Problem details: Will you extract the entries word for word? Images should not appear in the copy.
══════
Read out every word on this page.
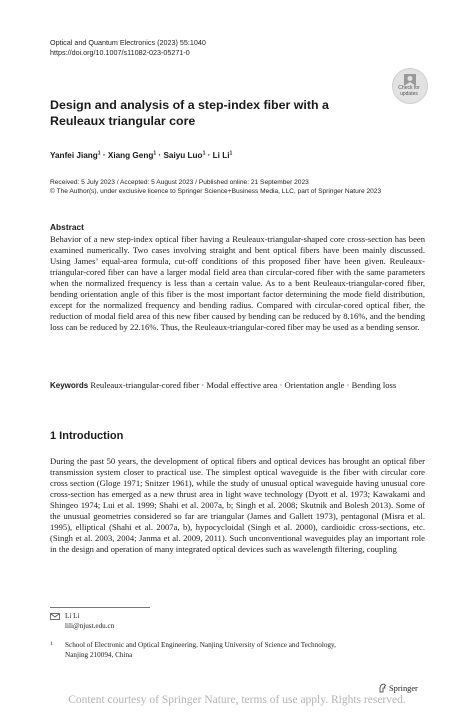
Optical and Quantum Electronics (2023) 55:1040
https://doi.org/10.1007/s11082-023-05271-0
Check for
updates
Design and analysis of a step-index fiber with a Reuleaux triangular core
Yanfei Jiang$^1$ · Xiang Geng$^1$ · Saiyu Luo$^1$ · Li Li$^1$
Received: 5 July 2023 / Accepted: 5 August 2023 / Published online: 21 September 2023
© The Author(s), under exclusive licence to Springer Science+Business Media, LLC, part of Springer Nature 2023
Abstract
Behavior of a new step-index optical fiber having a Reuleaux-triangular-shaped core cross-section has been examined numerically. Two cases involving straight and bent optical fibers have been mainly discussed. Using James’ equal-area formula, cut-off conditions of this proposed fiber have been given. Reuleaux-triangular-cored fiber can have a larger modal field area than circular-cored fiber with the same parameters when the normalized frequency is less than a certain value. As to a bent Reuleaux-triangular-cored fiber, bending orientation angle of this fiber is the most important factor determining the mode field distribution, except for the normalized frequency and bending radius. Compared with circular-cored optical fiber, the reduction of modal field area of this new fiber caused by bending can be reduced by 8.16%, and the bending loss can be reduced by 22.16%. Thus, the Reuleaux-triangular-cored fiber may be used as a bending sensor.
Keywords Reuleaux-triangular-cored fiber · Modal effective area · Orientation angle · Bending loss
1 Introduction
During the past 50 years, the development of optical fibers and optical devices has brought an optical fiber transmission system closer to practical use. The simplest optical waveguide is the fiber with circular core cross section (Gloge 1971; Snitzer 1961), while the study of unusual optical waveguide having unusual core cross-section has emerged as a new thrust area in light wave technology (Dyott et al. 1973; Kawakami and Shingeo 1974; Lui et al. 1999; Shahi et al. 2007a, b; Singh et al. 2008; Skutnik and Bolesh 2013). Some of the unusual geometries considered so far are triangular (James and Gallett 1973), pentagonal (Misra et al. 1995), elliptical (Shahi et al. 2007a, b), hypocycloidal (Singh et al. 2000), cardioidic cross-sections, etc. (Singh et al. 2003, 2004; Janma et al. 2009, 2011). Such unconventional waveguides play an important role in the design and operation of many integrated optical devices such as wavelength filtering, coupling
Li Li
lili@njust.edu.cn
1 School of Electronic and Optical Engineering, Nanjing University of Science and Technology,
Nanjing 210094, China
Springer
Content courtesy of Springer Nature, terms of use apply. Rights reserved.
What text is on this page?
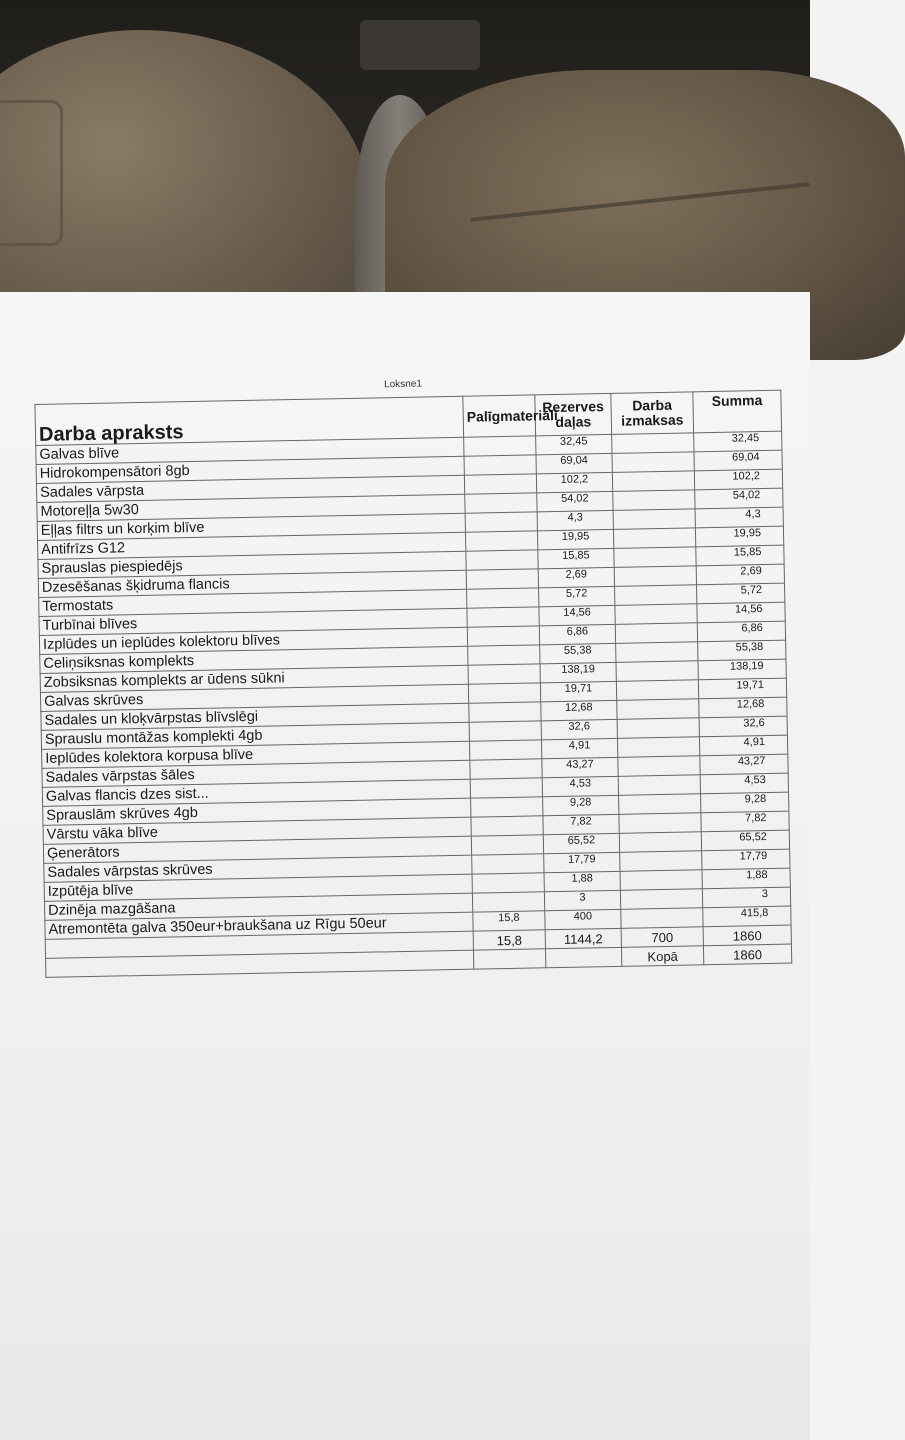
Loksne1
Darba apraksts	Palīgmateriāli	Rezerves daļas	Darba izmaksas	Summa
Galvas blīve		32,45		32,45
Hidrokompensātori 8gb		69,04		69,04
Sadales vārpsta		102,2		102,2
Motoreļļa 5w30		54,02		54,02
Eļļas filtrs un korķim blīve		4,3		4,3
Antifrīzs G12		19,95		19,95
Sprauslas piespiedējs		15,85		15,85
Dzesēšanas šķidruma flancis		2,69		2,69
Termostats		5,72		5,72
Turbīnai blīves		14,56		14,56
Izplūdes un ieplūdes kolektoru blīves		6,86		6,86
Celiņsiksnas komplekts		55,38		55,38
Zobsiksnas komplekts ar ūdens sūkni		138,19		138,19
Galvas skrūves		19,71		19,71
Sadales un kloķvārpstas blīvslēgi		12,68		12,68
Sprauslu montāžas komplekti 4gb		32,6		32,6
Ieplūdes kolektora korpusa blīve		4,91		4,91
Sadales vārpstas šāles		43,27		43,27
Galvas flancis dzes sist...		4,53		4,53
Sprauslām skrūves 4gb		9,28		9,28
Vārstu vāka blīve		7,82		7,82
Ģenerātors		65,52		65,52
Sadales vārpstas skrūves		17,79		17,79
Izpūtēja blīve		1,88		1,88
Dzinēja mazgāšana		3		3
Atremontēta galva 350eur+braukšana uz Rīgu 50eur	15,8	400		415,8
	15,8	1144,2	700	1860
			Kopā	1860
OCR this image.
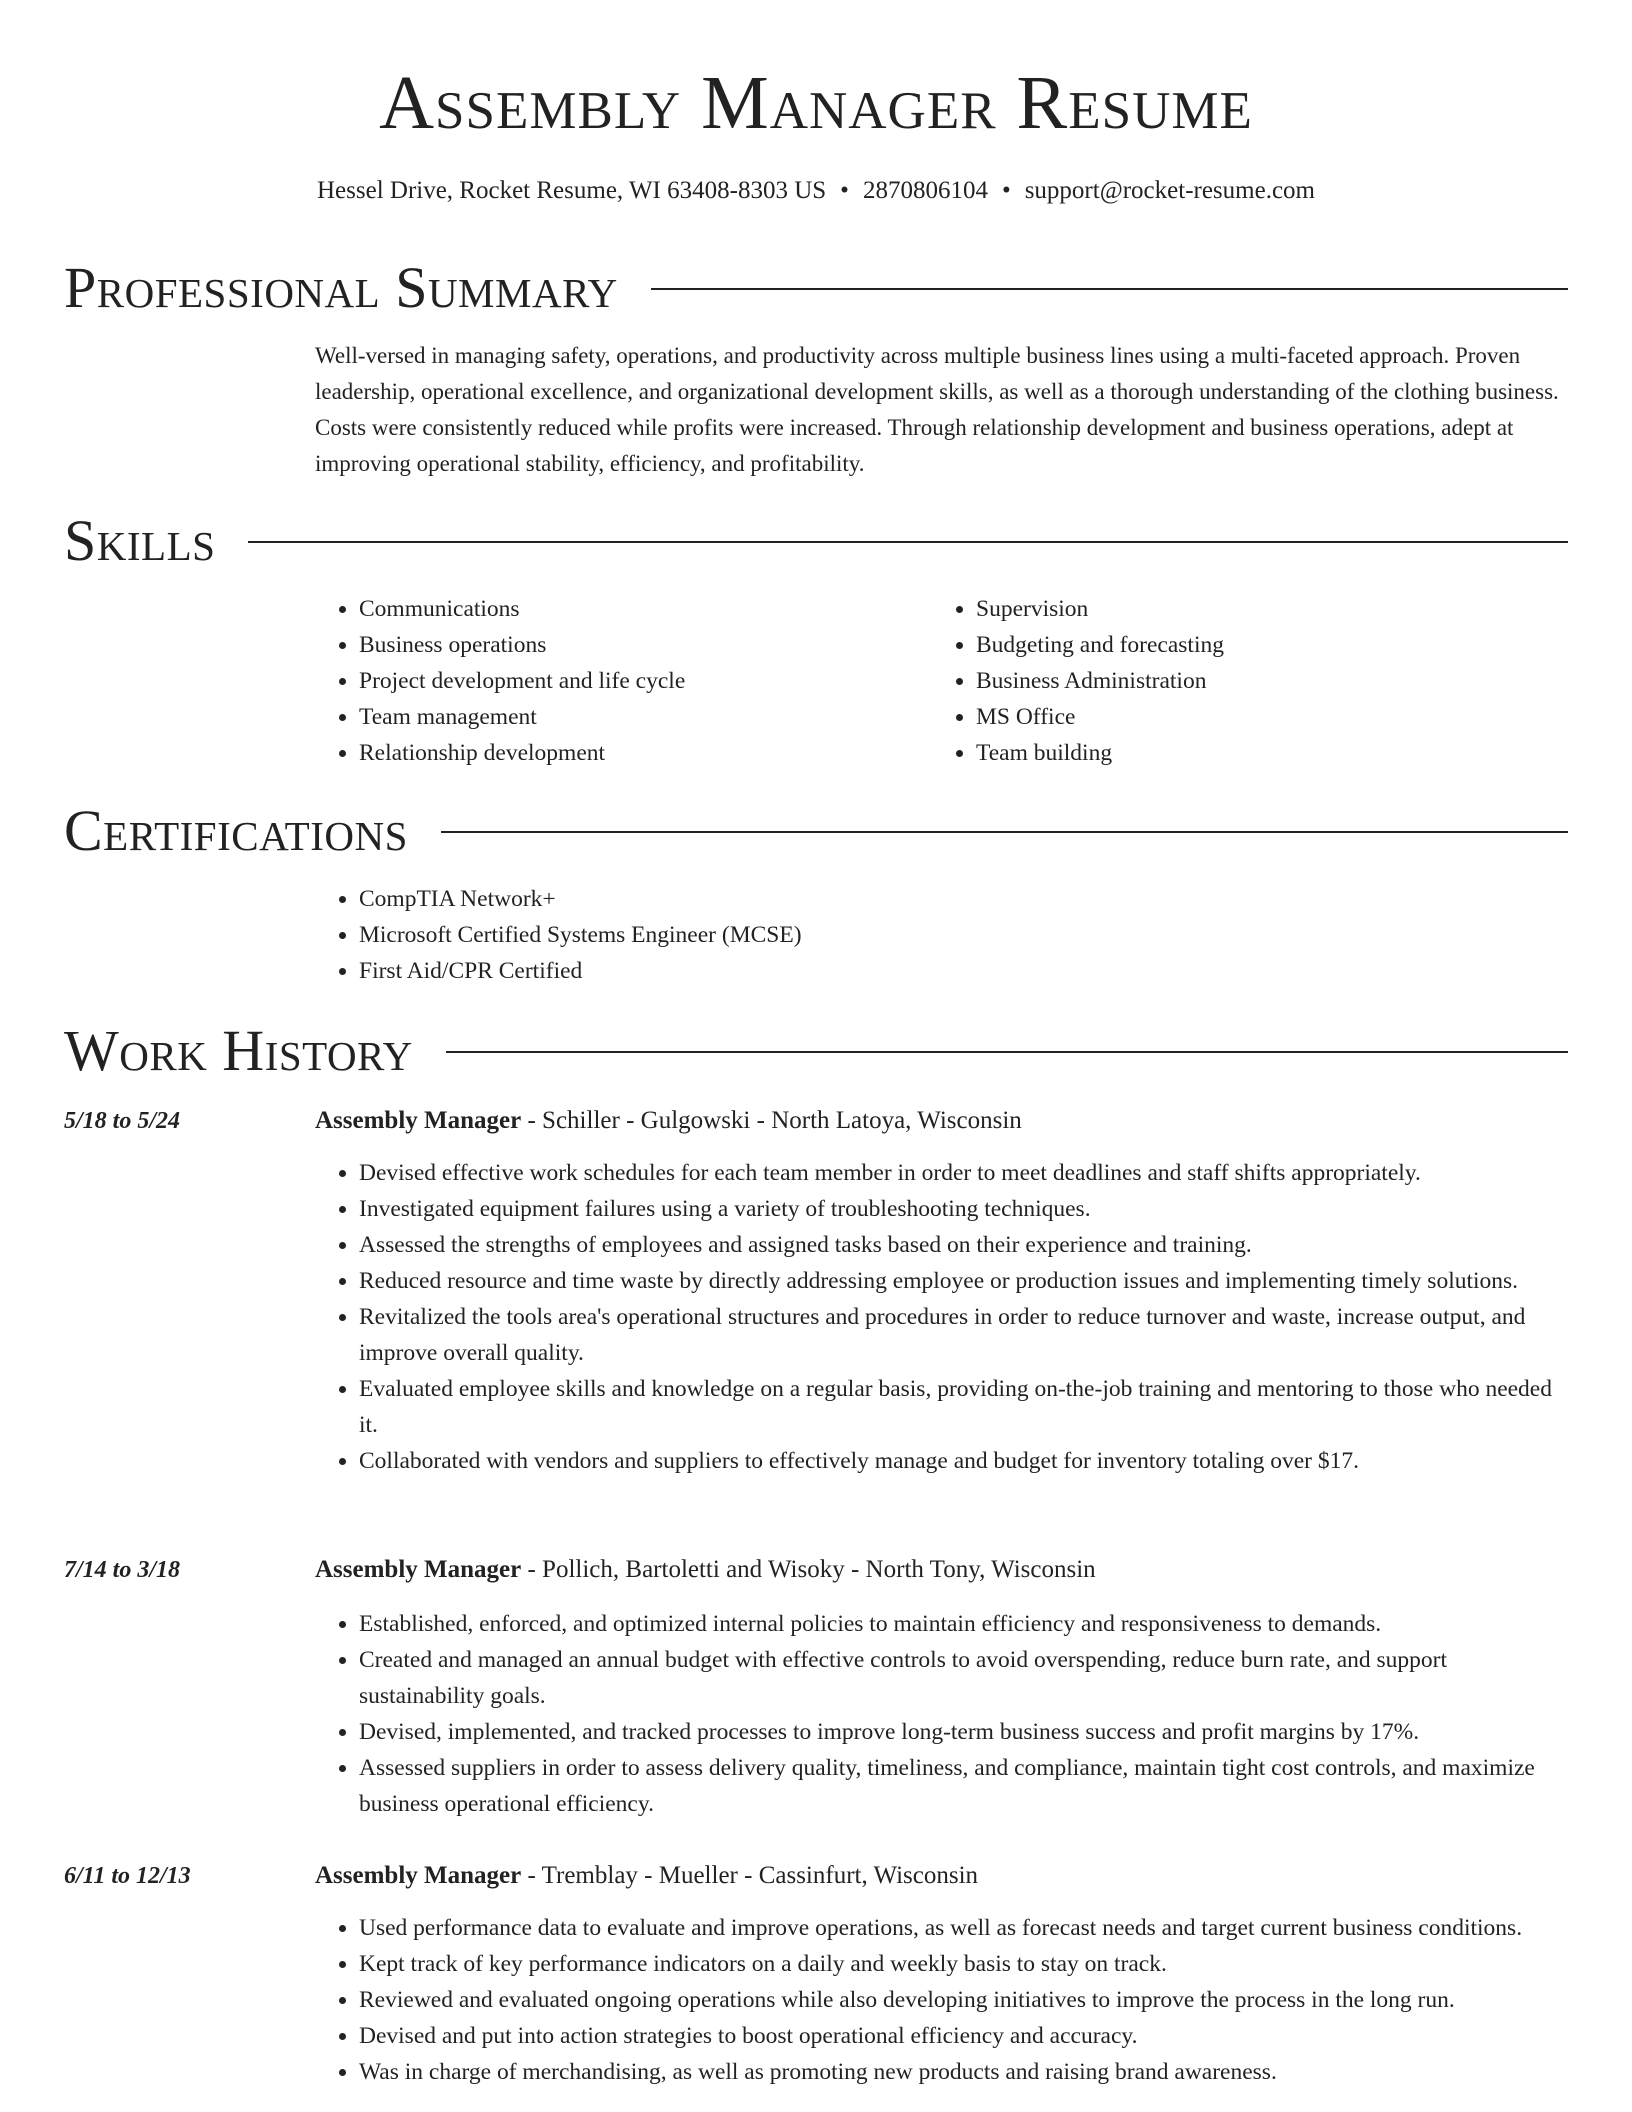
Assembly Manager Resume
Hessel Drive, Rocket Resume, WI 63408-8303 US • 2870806104 • support@rocket-resume.com
Professional Summary

Well-versed in managing safety, operations, and productivity across multiple business lines using a multi-faceted approach. Proven leadership, operational excellence, and organizational development skills, as well as a thorough understanding of the clothing business. Costs were consistently reduced while profits were increased. Through relationship development and business operations, adept at improving operational stability, efficiency, and profitability.

Skills
• Communications
• Business operations
• Project development and life cycle
• Team management
• Relationship development
• Supervision
• Budgeting and forecasting
• Business Administration
• MS Office
• Team building
Certifications
• CompTIA Network+
• Microsoft Certified Systems Engineer (MCSE)
• First Aid/CPR Certified
Work History
5/18 to 5/24	Assembly Manager - Schiller - Gulgowski - North Latoya, Wisconsin
• Devised effective work schedules for each team member in order to meet deadlines and staff shifts appropriately.
• Investigated equipment failures using a variety of troubleshooting techniques.
• Assessed the strengths of employees and assigned tasks based on their experience and training.
• Reduced resource and time waste by directly addressing employee or production issues and implementing timely solutions.
• Revitalized the tools area's operational structures and procedures in order to reduce turnover and waste, increase output, and improve overall quality.
• Evaluated employee skills and knowledge on a regular basis, providing on-the-job training and mentoring to those who needed it.
• Collaborated with vendors and suppliers to effectively manage and budget for inventory totaling over $17.
7/14 to 3/18	Assembly Manager - Pollich, Bartoletti and Wisoky - North Tony, Wisconsin
• Established, enforced, and optimized internal policies to maintain efficiency and responsiveness to demands.
• Created and managed an annual budget with effective controls to avoid overspending, reduce burn rate, and support sustainability goals.
• Devised, implemented, and tracked processes to improve long-term business success and profit margins by 17%.
• Assessed suppliers in order to assess delivery quality, timeliness, and compliance, maintain tight cost controls, and maximize business operational efficiency.
6/11 to 12/13	Assembly Manager - Tremblay - Mueller - Cassinfurt, Wisconsin
• Used performance data to evaluate and improve operations, as well as forecast needs and target current business conditions.
• Kept track of key performance indicators on a daily and weekly basis to stay on track.
• Reviewed and evaluated ongoing operations while also developing initiatives to improve the process in the long run.
• Devised and put into action strategies to boost operational efficiency and accuracy.
• Was in charge of merchandising, as well as promoting new products and raising brand awareness.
══════
The response:
Read out every word on this page.
Optical and Quantum Electronics (2023) 55:1040
https://doi.org/10.1007/s11082-023-05271-0
Check for
updates
Design and analysis of a step-index fiber with a Reuleaux triangular core
Yanfei Jiang$^1$ · Xiang Geng$^1$ · Saiyu Luo$^1$ · Li Li$^1$
Received: 5 July 2023 / Accepted: 5 August 2023 / Published online: 21 September 2023
© The Author(s), under exclusive licence to Springer Science+Business Media, LLC, part of Springer Nature 2023
Abstract
Behavior of a new step-index optical fiber having a Reuleaux-triangular-shaped core cross-section has been examined numerically. Two cases involving straight and bent optical fibers have been mainly discussed. Using James’ equal-area formula, cut-off conditions of this proposed fiber have been given. Reuleaux-triangular-cored fiber can have a larger modal field area than circular-cored fiber with the same parameters when the normalized frequency is less than a certain value. As to a bent Reuleaux-triangular-cored fiber, bending orientation angle of this fiber is the most important factor determining the mode field distribution, except for the normalized frequency and bending radius. Compared with circular-cored optical fiber, the reduction of modal field area of this new fiber caused by bending can be reduced by 8.16%, and the bending loss can be reduced by 22.16%. Thus, the Reuleaux-triangular-cored fiber may be used as a bending sensor.
Keywords Reuleaux-triangular-cored fiber · Modal effective area · Orientation angle · Bending loss
1 Introduction
During the past 50 years, the development of optical fibers and optical devices has brought an optical fiber transmission system closer to practical use. The simplest optical waveguide is the fiber with circular core cross section (Gloge 1971; Snitzer 1961), while the study of unusual optical waveguide having unusual core cross-section has emerged as a new thrust area in light wave technology (Dyott et al. 1973; Kawakami and Shingeo 1974; Lui et al. 1999; Shahi et al. 2007a, b; Singh et al. 2008; Skutnik and Bolesh 2013). Some of the unusual geometries considered so far are triangular (James and Gallett 1973), pentagonal (Misra et al. 1995), elliptical (Shahi et al. 2007a, b), hypocycloidal (Singh et al. 2000), cardioidic cross-sections, etc. (Singh et al. 2003, 2004; Janma et al. 2009, 2011). Such unconventional waveguides play an important role in the design and operation of many integrated optical devices such as wavelength filtering, coupling
Li Li
lili@njust.edu.cn
1 School of Electronic and Optical Engineering, Nanjing University of Science and Technology,
Nanjing 210094, China
Springer
Content courtesy of Springer Nature, terms of use apply. Rights reserved.
What text is on this page?
Loksne1
Darba apraksts	Palīgmateriāli	Rezerves daļas	Darba izmaksas	Summa
Galvas blīve		32,45		32,45
Hidrokompensātori 8gb		69,04		69,04
Sadales vārpsta		102,2		102,2
Motoreļļa 5w30		54,02		54,02
Eļļas filtrs un korķim blīve		4,3		4,3
Antifrīzs G12		19,95		19,95
Sprauslas piespiedējs		15,85		15,85
Dzesēšanas šķidruma flancis		2,69		2,69
Termostats		5,72		5,72
Turbīnai blīves		14,56		14,56
Izplūdes un ieplūdes kolektoru blīves		6,86		6,86
Celiņsiksnas komplekts		55,38		55,38
Zobsiksnas komplekts ar ūdens sūkni		138,19		138,19
Galvas skrūves		19,71		19,71
Sadales un kloķvārpstas blīvslēgi		12,68		12,68
Sprauslu montāžas komplekti 4gb		32,6		32,6
Ieplūdes kolektora korpusa blīve		4,91		4,91
Sadales vārpstas šāles		43,27		43,27
Galvas flancis dzes sist...		4,53		4,53
Sprauslām skrūves 4gb		9,28		9,28
Vārstu vāka blīve		7,82		7,82
Ģenerātors		65,52		65,52
Sadales vārpstas skrūves		17,79		17,79
Izpūtēja blīve		1,88		1,88
Dzinēja mazgāšana		3		3
Atremontēta galva 350eur+braukšana uz Rīgu 50eur	15,8	400		415,8
	15,8	1144,2	700	1860
			Kopā	1860
OCR this image.
Assembly Manager Resume
Hessel Drive, Rocket Resume, WI 63408-8303 US • 2870806104 • support@rocket-resume.com
Professional Summary

Well-versed in managing safety, operations, and productivity across multiple business lines using a multi-faceted approach. Proven leadership, operational excellence, and organizational development skills, as well as a thorough understanding of the clothing business. Costs were consistently reduced while profits were increased. Through relationship development and business operations, adept at improving operational stability, efficiency, and profitability.

Skills
• Communications
• Business operations
• Project development and life cycle
• Team management
• Relationship development
• Supervision
• Budgeting and forecasting
• Business Administration
• MS Office
• Team building
Certifications
• CompTIA Network+
• Microsoft Certified Systems Engineer (MCSE)
• First Aid/CPR Certified
Work History
5/18 to 5/24	Assembly Manager - Schiller - Gulgowski - North Latoya, Wisconsin
• Devised effective work schedules for each team member in order to meet deadlines and staff shifts appropriately.
• Investigated equipment failures using a variety of troubleshooting techniques.
• Assessed the strengths of employees and assigned tasks based on their experience and training.
• Reduced resource and time waste by directly addressing employee or production issues and implementing timely solutions.
• Revitalized the tools area's operational structures and procedures in order to reduce turnover and waste, increase output, and improve overall quality.
• Evaluated employee skills and knowledge on a regular basis, providing on-the-job training and mentoring to those who needed it.
• Collaborated with vendors and suppliers to effectively manage and budget for inventory totaling over $17.
7/14 to 3/18	Assembly Manager - Pollich, Bartoletti and Wisoky - North Tony, Wisconsin
• Established, enforced, and optimized internal policies to maintain efficiency and responsiveness to demands.
• Created and managed an annual budget with effective controls to avoid overspending, reduce burn rate, and support sustainability goals.
• Devised, implemented, and tracked processes to improve long-term business success and profit margins by 17%.
• Assessed suppliers in order to assess delivery quality, timeliness, and compliance, maintain tight cost controls, and maximize business operational efficiency.
6/11 to 12/13	Assembly Manager - Tremblay - Mueller - Cassinfurt, Wisconsin
• Used performance data to evaluate and improve operations, as well as forecast needs and target current business conditions.
• Kept track of key performance indicators on a daily and weekly basis to stay on track.
• Reviewed and evaluated ongoing operations while also developing initiatives to improve the process in the long run.
• Devised and put into action strategies to boost operational efficiency and accuracy.
• Was in charge of merchandising, as well as promoting new products and raising brand awareness.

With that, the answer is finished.